# Start of Given records

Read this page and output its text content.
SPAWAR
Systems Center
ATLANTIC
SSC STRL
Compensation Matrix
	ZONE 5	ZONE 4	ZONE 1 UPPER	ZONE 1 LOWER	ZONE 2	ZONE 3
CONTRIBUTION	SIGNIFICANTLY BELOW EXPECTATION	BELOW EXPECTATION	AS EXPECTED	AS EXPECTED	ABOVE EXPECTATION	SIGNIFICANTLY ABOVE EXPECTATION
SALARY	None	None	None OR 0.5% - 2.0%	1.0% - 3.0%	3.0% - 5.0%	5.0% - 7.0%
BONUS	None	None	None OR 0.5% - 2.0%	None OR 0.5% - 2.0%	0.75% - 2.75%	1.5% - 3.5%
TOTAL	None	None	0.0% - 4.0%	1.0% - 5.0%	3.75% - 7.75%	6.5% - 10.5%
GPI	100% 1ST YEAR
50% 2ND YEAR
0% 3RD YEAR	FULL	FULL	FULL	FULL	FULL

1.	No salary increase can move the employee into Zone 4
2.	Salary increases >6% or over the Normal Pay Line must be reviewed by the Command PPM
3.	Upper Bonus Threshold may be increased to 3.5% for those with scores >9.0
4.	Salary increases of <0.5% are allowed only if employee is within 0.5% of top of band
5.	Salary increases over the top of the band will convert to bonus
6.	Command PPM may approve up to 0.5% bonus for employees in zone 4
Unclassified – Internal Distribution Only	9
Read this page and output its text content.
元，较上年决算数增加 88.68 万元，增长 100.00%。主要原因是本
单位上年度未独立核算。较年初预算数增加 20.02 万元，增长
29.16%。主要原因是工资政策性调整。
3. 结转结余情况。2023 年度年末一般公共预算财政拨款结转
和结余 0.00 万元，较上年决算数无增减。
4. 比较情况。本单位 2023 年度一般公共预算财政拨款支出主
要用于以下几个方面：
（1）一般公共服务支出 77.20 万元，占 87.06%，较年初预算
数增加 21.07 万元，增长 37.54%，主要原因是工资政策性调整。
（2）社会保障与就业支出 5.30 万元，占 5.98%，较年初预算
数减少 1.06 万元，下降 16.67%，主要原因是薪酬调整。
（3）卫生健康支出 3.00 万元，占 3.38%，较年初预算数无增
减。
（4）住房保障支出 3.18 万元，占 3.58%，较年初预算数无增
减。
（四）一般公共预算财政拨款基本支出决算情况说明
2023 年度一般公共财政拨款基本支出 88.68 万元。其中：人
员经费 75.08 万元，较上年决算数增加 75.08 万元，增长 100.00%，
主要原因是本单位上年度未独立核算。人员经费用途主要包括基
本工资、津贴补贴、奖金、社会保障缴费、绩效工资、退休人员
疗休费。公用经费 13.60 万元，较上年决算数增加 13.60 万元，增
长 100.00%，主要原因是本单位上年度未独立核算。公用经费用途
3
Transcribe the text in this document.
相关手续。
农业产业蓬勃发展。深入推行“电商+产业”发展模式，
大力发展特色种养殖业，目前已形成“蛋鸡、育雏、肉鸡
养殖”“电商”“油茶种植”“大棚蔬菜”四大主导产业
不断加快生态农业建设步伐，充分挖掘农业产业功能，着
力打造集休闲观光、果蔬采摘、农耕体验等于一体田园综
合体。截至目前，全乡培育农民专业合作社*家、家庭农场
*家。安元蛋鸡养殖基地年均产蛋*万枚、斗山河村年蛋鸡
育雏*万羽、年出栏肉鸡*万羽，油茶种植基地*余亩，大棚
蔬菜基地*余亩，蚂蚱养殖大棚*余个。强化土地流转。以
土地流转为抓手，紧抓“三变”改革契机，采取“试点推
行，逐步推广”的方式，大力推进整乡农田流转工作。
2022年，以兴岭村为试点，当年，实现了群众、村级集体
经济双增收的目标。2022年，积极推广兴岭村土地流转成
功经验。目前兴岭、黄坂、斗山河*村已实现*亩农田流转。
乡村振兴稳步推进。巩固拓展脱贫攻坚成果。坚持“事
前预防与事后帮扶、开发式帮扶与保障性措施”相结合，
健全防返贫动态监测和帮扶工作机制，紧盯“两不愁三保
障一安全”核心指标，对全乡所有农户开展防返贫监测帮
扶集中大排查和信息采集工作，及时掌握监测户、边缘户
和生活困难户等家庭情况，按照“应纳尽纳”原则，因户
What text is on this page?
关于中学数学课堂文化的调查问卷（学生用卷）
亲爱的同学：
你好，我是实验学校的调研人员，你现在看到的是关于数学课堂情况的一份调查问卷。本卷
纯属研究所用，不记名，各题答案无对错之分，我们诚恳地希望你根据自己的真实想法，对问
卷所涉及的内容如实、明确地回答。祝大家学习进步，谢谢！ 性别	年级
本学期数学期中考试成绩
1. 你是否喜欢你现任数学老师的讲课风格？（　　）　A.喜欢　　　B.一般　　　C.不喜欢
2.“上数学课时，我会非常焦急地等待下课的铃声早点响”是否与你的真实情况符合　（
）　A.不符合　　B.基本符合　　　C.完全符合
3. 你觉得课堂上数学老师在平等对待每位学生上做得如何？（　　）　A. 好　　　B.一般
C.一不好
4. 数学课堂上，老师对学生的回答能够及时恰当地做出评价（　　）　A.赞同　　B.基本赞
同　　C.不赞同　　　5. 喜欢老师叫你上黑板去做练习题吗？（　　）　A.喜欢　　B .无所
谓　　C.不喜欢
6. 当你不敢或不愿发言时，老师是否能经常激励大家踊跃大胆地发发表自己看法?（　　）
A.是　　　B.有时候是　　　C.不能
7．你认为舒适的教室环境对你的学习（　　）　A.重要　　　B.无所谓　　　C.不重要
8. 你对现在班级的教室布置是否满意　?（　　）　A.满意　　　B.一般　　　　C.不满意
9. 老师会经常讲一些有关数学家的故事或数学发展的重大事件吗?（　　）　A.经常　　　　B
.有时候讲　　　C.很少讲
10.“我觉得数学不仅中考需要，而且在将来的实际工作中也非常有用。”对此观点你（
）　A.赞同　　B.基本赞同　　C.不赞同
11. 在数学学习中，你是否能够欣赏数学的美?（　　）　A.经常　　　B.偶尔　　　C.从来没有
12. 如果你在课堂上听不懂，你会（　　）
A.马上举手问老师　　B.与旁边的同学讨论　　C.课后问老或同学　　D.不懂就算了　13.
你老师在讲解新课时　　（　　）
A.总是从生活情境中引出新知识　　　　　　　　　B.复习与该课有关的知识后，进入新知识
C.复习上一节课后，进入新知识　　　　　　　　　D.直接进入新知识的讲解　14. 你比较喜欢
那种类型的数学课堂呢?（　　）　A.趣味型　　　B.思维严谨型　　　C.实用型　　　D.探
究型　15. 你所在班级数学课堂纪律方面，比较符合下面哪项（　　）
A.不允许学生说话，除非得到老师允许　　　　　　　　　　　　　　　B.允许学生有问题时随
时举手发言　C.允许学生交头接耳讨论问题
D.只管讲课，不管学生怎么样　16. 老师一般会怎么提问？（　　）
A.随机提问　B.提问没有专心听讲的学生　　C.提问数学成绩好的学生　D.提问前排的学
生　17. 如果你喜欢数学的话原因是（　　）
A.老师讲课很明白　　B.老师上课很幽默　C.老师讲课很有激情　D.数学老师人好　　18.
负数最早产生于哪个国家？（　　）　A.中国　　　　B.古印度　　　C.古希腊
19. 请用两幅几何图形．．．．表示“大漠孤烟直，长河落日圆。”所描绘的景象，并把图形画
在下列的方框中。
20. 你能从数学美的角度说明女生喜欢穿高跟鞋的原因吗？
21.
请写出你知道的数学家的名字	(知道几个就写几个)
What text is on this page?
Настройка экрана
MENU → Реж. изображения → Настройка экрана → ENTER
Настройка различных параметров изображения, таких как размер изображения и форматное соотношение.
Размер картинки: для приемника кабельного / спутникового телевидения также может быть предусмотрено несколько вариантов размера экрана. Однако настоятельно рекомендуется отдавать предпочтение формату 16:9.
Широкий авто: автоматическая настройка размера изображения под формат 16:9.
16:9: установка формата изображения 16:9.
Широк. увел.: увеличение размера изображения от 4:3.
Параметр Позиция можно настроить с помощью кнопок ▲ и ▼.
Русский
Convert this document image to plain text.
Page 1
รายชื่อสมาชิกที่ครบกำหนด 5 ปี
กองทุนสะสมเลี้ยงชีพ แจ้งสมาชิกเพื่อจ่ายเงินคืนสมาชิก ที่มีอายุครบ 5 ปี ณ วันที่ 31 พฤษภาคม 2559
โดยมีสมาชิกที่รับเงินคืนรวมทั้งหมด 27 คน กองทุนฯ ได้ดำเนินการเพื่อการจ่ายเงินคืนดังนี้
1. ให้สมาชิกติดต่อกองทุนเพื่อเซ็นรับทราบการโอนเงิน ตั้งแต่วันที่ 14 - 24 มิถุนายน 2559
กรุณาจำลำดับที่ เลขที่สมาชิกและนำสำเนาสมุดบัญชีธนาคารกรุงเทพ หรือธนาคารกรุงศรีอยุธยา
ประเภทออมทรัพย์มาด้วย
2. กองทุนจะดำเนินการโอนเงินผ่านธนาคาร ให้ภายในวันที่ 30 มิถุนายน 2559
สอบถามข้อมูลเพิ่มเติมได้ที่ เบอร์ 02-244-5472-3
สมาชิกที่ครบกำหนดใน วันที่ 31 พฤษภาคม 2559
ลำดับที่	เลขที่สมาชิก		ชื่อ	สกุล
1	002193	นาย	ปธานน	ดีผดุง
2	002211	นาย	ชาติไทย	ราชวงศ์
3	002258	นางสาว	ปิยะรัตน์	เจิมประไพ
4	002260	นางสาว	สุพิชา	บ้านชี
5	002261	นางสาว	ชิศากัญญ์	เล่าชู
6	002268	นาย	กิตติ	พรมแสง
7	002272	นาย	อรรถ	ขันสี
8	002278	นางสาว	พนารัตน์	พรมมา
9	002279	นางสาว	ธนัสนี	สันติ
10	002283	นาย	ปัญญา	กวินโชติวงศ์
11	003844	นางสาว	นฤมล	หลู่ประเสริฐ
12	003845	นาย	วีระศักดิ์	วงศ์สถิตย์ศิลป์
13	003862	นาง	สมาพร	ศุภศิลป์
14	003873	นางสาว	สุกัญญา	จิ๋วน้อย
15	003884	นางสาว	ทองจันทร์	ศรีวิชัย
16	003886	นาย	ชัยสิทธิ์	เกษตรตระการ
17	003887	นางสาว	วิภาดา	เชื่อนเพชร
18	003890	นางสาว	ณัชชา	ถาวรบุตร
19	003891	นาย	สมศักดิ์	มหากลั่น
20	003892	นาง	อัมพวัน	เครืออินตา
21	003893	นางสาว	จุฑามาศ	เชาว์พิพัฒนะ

# End of Given records

Task description:
Gather up the lines that contain the word "document".

Output for this task:
Transcribe the text in this document.
Convert this document image to plain text.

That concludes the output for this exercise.